MATERIAL TO PROCESS →

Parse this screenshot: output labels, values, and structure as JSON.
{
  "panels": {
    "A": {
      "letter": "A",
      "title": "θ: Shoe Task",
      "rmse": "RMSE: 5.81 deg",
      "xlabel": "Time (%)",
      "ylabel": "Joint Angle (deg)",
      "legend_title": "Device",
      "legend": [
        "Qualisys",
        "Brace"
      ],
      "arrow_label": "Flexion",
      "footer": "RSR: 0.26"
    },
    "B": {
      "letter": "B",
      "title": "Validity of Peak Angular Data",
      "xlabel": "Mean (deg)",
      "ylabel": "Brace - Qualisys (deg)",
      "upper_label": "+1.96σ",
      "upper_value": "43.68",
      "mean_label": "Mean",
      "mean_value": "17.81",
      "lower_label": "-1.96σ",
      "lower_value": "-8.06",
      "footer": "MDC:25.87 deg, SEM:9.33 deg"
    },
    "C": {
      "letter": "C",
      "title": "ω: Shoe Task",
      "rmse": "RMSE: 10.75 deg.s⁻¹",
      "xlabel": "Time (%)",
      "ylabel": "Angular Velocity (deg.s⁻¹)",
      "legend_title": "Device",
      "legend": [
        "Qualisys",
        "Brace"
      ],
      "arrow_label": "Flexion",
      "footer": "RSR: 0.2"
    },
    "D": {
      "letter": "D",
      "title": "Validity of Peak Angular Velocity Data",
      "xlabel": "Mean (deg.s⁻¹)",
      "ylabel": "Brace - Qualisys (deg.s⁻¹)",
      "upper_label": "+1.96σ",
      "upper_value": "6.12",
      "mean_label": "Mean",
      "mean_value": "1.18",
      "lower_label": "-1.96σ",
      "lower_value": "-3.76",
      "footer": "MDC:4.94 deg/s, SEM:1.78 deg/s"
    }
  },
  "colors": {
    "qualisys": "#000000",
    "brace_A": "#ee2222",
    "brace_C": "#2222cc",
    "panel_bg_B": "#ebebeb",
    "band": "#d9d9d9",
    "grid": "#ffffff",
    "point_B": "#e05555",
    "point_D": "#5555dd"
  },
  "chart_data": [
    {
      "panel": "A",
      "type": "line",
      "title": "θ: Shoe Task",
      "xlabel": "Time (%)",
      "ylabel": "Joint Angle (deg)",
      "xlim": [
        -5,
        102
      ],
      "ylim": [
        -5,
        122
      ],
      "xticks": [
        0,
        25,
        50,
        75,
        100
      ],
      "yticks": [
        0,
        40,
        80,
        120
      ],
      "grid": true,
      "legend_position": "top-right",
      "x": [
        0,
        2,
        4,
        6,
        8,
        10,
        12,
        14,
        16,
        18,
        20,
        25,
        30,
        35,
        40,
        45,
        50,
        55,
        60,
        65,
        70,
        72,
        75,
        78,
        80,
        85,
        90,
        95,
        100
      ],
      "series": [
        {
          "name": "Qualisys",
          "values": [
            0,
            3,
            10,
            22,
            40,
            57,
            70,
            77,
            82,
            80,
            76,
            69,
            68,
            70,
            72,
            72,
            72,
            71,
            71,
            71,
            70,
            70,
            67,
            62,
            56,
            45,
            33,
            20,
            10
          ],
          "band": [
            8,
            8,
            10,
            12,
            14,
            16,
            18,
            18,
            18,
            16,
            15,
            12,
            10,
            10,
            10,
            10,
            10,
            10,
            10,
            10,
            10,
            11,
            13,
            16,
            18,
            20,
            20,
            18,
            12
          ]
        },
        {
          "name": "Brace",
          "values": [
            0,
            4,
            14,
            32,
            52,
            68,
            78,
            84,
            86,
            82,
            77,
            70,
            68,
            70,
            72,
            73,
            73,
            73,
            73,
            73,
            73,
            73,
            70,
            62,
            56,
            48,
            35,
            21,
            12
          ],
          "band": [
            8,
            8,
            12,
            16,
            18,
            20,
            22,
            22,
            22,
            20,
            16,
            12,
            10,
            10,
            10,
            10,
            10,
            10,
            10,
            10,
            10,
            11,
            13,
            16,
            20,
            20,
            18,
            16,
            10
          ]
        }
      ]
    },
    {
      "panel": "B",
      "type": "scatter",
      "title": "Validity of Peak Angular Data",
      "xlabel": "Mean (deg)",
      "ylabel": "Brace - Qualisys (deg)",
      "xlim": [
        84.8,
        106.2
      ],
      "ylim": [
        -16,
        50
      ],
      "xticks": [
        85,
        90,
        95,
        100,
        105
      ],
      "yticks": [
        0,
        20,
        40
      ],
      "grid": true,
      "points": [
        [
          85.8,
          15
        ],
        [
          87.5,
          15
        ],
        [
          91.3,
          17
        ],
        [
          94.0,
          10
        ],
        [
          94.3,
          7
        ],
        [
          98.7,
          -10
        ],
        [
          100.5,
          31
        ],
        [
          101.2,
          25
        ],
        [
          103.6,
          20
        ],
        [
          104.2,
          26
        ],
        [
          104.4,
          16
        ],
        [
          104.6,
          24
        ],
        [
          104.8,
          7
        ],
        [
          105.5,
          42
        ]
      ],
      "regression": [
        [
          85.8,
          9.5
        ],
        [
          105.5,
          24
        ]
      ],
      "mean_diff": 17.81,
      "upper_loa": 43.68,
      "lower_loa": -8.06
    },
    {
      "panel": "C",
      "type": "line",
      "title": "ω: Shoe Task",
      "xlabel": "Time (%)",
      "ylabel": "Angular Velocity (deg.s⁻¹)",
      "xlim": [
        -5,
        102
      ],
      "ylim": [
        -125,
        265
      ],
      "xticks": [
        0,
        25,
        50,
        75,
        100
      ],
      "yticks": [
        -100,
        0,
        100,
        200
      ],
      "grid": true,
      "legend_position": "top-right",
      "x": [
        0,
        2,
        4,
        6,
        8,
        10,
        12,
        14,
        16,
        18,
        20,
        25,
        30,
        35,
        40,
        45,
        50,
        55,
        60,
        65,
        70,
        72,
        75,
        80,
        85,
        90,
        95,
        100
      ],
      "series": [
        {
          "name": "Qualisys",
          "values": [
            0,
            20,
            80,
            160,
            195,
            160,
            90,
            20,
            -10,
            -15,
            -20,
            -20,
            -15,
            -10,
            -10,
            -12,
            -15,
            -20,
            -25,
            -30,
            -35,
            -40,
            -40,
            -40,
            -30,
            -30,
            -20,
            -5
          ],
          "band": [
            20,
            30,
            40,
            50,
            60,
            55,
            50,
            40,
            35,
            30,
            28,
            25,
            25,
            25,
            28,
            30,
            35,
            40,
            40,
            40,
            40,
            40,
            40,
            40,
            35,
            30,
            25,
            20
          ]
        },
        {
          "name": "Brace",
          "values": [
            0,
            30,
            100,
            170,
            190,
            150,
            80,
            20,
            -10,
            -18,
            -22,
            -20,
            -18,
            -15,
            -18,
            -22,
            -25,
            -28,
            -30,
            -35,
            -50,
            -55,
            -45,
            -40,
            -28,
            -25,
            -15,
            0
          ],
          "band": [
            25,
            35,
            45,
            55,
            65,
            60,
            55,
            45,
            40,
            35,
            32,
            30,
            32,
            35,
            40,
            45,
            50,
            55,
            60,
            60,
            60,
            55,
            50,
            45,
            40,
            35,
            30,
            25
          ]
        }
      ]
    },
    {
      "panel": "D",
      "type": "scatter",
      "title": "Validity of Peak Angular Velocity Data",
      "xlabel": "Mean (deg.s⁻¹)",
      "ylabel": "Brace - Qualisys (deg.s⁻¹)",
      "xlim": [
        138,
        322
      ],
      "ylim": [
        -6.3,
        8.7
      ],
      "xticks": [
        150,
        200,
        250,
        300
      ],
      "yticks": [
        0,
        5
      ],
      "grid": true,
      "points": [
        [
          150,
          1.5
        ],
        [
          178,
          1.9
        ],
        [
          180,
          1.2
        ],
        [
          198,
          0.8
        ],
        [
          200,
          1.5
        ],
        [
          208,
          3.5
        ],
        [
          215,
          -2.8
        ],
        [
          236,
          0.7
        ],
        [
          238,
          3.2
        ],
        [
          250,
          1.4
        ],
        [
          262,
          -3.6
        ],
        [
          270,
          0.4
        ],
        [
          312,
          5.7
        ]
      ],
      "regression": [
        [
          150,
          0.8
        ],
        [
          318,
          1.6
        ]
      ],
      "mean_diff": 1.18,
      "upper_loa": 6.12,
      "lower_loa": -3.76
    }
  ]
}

WHAT YOU ARE ASKED TO DO →
Collect every line above that contains the word "RMSE".

SOLUTION TO THE PROBLEM →
      "rmse": "RMSE: 5.81 deg",
      "rmse": "RMSE: 10.75 deg.s⁻¹",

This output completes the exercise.